> **Your task**: Pictures in the data below are not part of the copy; transcribe everything else exactly.

> **Material for this task**:
******

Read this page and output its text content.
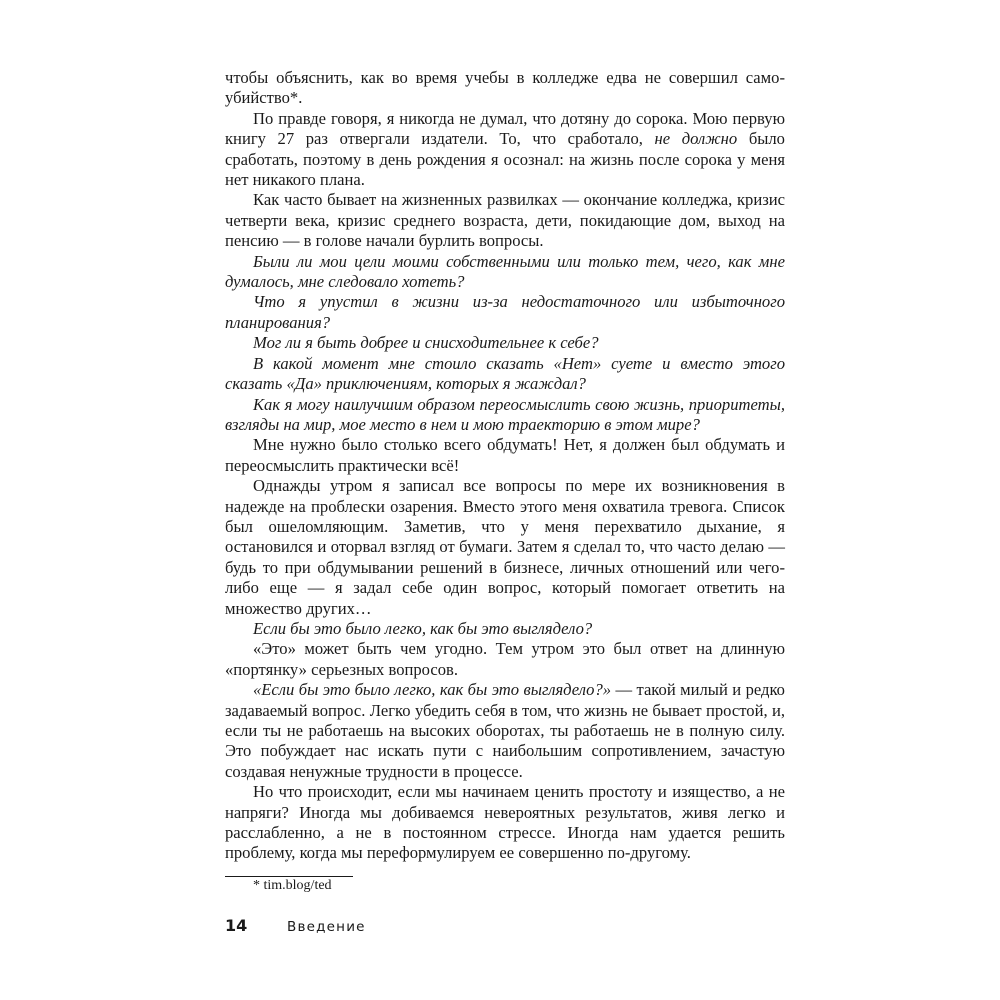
чтобы объяснить, как во время учебы в колледже едва не совершил само-убийство*.

По правде говоря, я никогда не думал, что дотяну до сорока. Мою первую книгу 27 раз отвергали издатели. То, что сработало, не должно было сработать, поэтому в день рождения я осознал: на жизнь после сорока у меня нет никакого плана.

Как часто бывает на жизненных развилках — окончание колледжа, кризис четверти века, кризис среднего возраста, дети, покидающие дом, выход на пенсию — в голове начали бурлить вопросы.

Были ли мои цели моими собственными или только тем, чего, как мне думалось, мне следовало хотеть?

Что я упустил в жизни из-за недостаточного или избыточного планирования?

Мог ли я быть добрее и снисходительнее к себе?

В какой момент мне стоило сказать «Нет» суете и вместо этого сказать «Да» приключениям, которых я жаждал?

Как я могу наилучшим образом переосмыслить свою жизнь, приоритеты, взгляды на мир, мое место в нем и мою траекторию в этом мире?

Мне нужно было столько всего обдумать! Нет, я должен был обдумать и переосмыслить практически всё!

Однажды утром я записал все вопросы по мере их возникновения в надежде на проблески озарения. Вместо этого меня охватила тревога. Список был ошеломляющим. Заметив, что у меня перехватило дыхание, я остановился и оторвал взгляд от бумаги. Затем я сделал то, что часто делаю — будь то при обдумывании решений в бизнесе, личных отношений или чего-либо еще — я задал себе один вопрос, который помогает ответить на множество других…

Если бы это было легко, как бы это выглядело?

«Это» может быть чем угодно. Тем утром это был ответ на длинную «портянку» серьезных вопросов.

«Если бы это было легко, как бы это выглядело?» — такой милый и редко задаваемый вопрос. Легко убедить себя в том, что жизнь не бывает простой, и, если ты не работаешь на высоких оборотах, ты работаешь не в полную силу. Это побуждает нас искать пути с наибольшим сопротивлением, зачастую создавая ненужные трудности в процессе.

Но что происходит, если мы начинаем ценить простоту и изящество, а не напряги? Иногда мы добиваемся невероятных результатов, живя легко и расслабленно, а не в постоянном стрессе. Иногда нам удается решить проблему, когда мы переформулируем ее совершенно по-другому.

* tim.blog/ted

14	Введение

******

> **Written response**:
Read this page and output its text content.
чтобы объяснить, как во время учебы в колледже едва не совершил само-убийство*.

По правде говоря, я никогда не думал, что дотяну до сорока. Мою первую книгу 27 раз отвергали издатели. То, что сработало, не должно было сработать, поэтому в день рождения я осознал: на жизнь после сорока у меня нет никакого плана.

Как часто бывает на жизненных развилках — окончание колледжа, кризис четверти века, кризис среднего возраста, дети, покидающие дом, выход на пенсию — в голове начали бурлить вопросы.

Были ли мои цели моими собственными или только тем, чего, как мне думалось, мне следовало хотеть?

Что я упустил в жизни из-за недостаточного или избыточного планирования?

Мог ли я быть добрее и снисходительнее к себе?

В какой момент мне стоило сказать «Нет» суете и вместо этого сказать «Да» приключениям, которых я жаждал?

Как я могу наилучшим образом переосмыслить свою жизнь, приоритеты, взгляды на мир, мое место в нем и мою траекторию в этом мире?

Мне нужно было столько всего обдумать! Нет, я должен был обдумать и переосмыслить практически всё!

Однажды утром я записал все вопросы по мере их возникновения в надежде на проблески озарения. Вместо этого меня охватила тревога. Список был ошеломляющим. Заметив, что у меня перехватило дыхание, я остановился и оторвал взгляд от бумаги. Затем я сделал то, что часто делаю — будь то при обдумывании решений в бизнесе, личных отношений или чего-либо еще — я задал себе один вопрос, который помогает ответить на множество других…

Если бы это было легко, как бы это выглядело?

«Это» может быть чем угодно. Тем утром это был ответ на длинную «портянку» серьезных вопросов.

«Если бы это было легко, как бы это выглядело?» — такой милый и редко задаваемый вопрос. Легко убедить себя в том, что жизнь не бывает простой, и, если ты не работаешь на высоких оборотах, ты работаешь не в полную силу. Это побуждает нас искать пути с наибольшим сопротивлением, зачастую создавая ненужные трудности в процессе.

Но что происходит, если мы начинаем ценить простоту и изящество, а не напряги? Иногда мы добиваемся невероятных результатов, живя легко и расслабленно, а не в постоянном стрессе. Иногда нам удается решить проблему, когда мы переформулируем ее совершенно по-другому.

* tim.blog/ted

14	Введение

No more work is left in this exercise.